===== Dataset rows
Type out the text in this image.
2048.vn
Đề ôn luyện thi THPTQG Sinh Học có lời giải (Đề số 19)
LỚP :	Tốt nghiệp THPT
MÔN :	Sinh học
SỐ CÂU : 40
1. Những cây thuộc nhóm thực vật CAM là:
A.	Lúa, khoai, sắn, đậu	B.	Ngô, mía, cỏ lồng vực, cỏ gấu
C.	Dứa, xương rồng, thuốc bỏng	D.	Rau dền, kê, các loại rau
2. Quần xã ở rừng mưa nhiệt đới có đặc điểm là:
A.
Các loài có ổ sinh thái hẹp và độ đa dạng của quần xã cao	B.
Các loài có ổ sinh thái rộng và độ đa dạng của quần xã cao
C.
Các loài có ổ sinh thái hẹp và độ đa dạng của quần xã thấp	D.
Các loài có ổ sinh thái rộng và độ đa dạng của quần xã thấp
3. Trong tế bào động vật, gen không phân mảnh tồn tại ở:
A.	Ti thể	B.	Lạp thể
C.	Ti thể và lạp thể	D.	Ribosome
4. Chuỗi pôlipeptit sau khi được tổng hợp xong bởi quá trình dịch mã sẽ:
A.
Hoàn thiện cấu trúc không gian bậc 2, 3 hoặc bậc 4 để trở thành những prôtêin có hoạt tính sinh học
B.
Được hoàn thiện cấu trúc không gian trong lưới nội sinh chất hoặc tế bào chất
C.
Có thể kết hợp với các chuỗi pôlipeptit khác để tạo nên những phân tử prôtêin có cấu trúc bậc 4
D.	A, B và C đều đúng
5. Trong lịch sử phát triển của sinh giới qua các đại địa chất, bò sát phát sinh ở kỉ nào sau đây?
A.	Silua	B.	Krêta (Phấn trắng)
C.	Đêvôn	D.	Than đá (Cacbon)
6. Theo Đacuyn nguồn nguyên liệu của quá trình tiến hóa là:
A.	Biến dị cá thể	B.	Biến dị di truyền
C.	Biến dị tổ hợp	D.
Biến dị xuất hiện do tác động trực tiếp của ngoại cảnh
==========
== Stated goal ==
Take every line containing the word "gian" and copy it.

== Right answer ==
Hoàn thiện cấu trúc không gian bậc 2, 3 hoặc bậc 4 để trở thành những prôtêin có hoạt tính sinh học
Được hoàn thiện cấu trúc không gian trong lưới nội sinh chất hoặc tế bào chất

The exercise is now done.